In January 2025, Presidents Putin and Pezeshkian signed a comprehensive bilateral cooperation treaty committing both states to expand collaboration across road, rail, air, and sea transport, and encoding their shared resolve to reduce reliance on routes vulnerable to political pressure from third countries. The treaty was the formal expression of what both governments had already been doing for three years. It also provided the legal framework for what came next.
In early November 2025, Iran and Russia signed the agreement establishing their first joint maritime consortium, bringing together state and private port and shipping companies from both countries to coordinate tariffs, share facilities, and develop multimodal container transport across the Caspian. Officials at the Makhachkala talks discussed harmonizing port tariffs, improving container handling, developing training programs for maritime professionals, and establishing a joint legal structure for shipping operations. The target: raise annual Caspian cargo volumes beyond five million tonnes.
That same month, Tehran signed a free-trade agreement with the Eurasian Economic Union, deepening Iran’s integration into the post-Western trade architecture Moscow had been building since 2022. The Eurasian Economic Union covers Russia, Belarus, Kazakhstan, Kyrgyzstan, and Armenia. Iran’s accession to the free trade regime made the INSTC not simply a transit corridor but a commercial gateway into a bloc of 184 million people transacting outside the dollar system.
In May 2025, a senior railway officials meeting in Tehran brought together representatives from Iran, China, Kazakhstan, Uzbekistan, Turkmenistan, and Turkey to construct a transcontinental rail network linking China’s Xinjiang province to European markets via the INSTC. That same month, Iran and Turkmenistan signed a cooperation roadmap for 2025-2027. On May 25, 2025, the first direct freight train from Xi’an, China arrived at Iran’s Aprin dry port. In June 2025, Pakistan inaugurated its first freight train from Lahore toward Russia via the INSTC, covering approximately 8,000 kilometres through Karachi and Zahidan to Astrakhan in 20 to 25 days.
The corridor was not a Russia-Iran bilateral arrangement. By the time Operation Epic Fury launched, it was a 12-member multilateral trade infrastructure involving India, China, Pakistan, Kazakhstan, Azerbaijan, Armenia, Turkmenistan, Uzbekistan, Kyrgyzstan, Tajikistan, Oman, and Belarus. Seventeen states, if you count the bilateral agreements attached. Its disruption was not a surgical strike on two hostile governments. It was a structural blow to a quarter of the world’s freight geography.
Washington understood all of this. The corridor had been described in US government assessments as a “sanctions evasion corridor.” That characterisation is accurate and incomplete. It was also a dollar-bypass corridor. An influence corridor. A proof of concept that the financial coercion America had used against both states for decades was becoming operationally irrelevant.
The Strategic Logic
The INSTC threatened something far more dangerous to American power than Iranian nuclear centrifuges or Russian hypersonic missiles. It threatened the sanctions architecture itself, and with it the dollar’s function as the instrument of American foreign policy.
Washington was explicit about this. US officials warned publicly that increased Iranian control over the INSTC corridor could weaken sanctions enforcement and shift regional leverage. This was the diplomatic version. The operational version was more direct: a functional Iran-as-Eurasian-hub renders the financial pressure Washington has deployed against Tehran since 1996 unable to produce the compliance it was designed to extract.

--

▸ **Written problem A**
Please identify every line of the rows below that contains the string "arab", treating uppercase and lowercase as different.

[Raw records]
--

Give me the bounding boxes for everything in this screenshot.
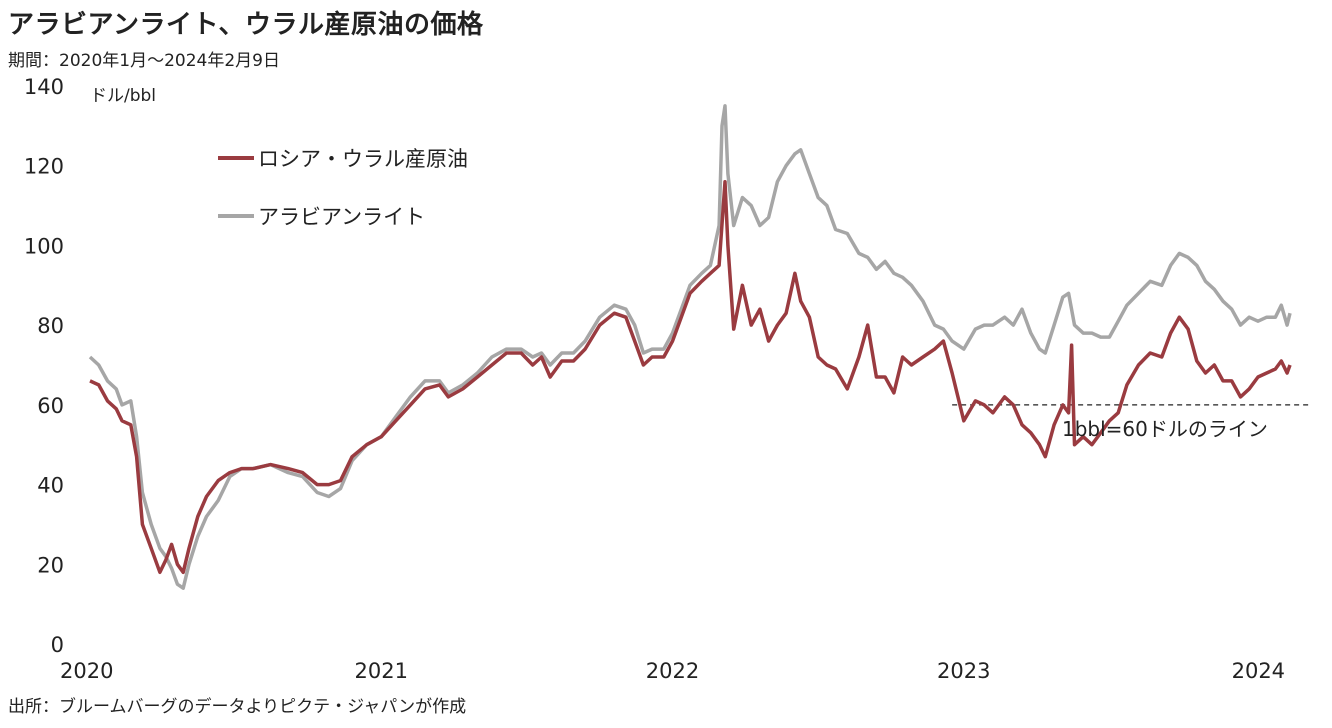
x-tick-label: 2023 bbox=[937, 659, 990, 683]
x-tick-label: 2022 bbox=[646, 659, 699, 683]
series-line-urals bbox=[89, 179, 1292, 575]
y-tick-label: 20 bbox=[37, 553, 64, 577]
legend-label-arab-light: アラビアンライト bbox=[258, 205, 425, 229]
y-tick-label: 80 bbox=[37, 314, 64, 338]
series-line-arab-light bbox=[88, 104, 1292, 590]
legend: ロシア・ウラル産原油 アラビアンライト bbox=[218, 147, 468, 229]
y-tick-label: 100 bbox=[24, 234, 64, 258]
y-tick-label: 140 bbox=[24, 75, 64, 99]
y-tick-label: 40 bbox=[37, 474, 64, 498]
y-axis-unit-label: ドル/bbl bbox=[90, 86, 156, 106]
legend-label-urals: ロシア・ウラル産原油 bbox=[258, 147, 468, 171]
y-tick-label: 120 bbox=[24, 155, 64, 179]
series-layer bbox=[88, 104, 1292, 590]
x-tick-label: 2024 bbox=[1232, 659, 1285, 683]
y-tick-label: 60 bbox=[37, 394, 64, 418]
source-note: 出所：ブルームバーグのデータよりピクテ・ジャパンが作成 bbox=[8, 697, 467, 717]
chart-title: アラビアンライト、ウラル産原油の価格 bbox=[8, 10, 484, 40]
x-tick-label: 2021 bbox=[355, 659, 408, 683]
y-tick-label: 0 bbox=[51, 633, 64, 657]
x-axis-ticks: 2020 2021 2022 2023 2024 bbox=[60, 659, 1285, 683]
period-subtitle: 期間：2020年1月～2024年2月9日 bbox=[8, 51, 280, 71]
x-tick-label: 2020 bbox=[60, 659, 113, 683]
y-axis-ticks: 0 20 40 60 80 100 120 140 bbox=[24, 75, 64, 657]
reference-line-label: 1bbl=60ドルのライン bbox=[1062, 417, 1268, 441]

--

▸ **Written problem B**
Render this sentence from the passage on the transport corridor in Spanish: "The Eurasian Economic Union covers Russia, Belarus, Kazakhstan, Kyrgyzstan, and Armenia."

▸ **Full output A**
legend-label-arab-light: アラビアンライト bbox=[258, 205, 425, 229]
series-line-arab-light bbox=[88, 104, 1292, 590]

▸ **Full output B**
La Unión Económica Euroasiática abarca Rusia, Bielorrusia, Kazajistán, Kirguistán y Armenia.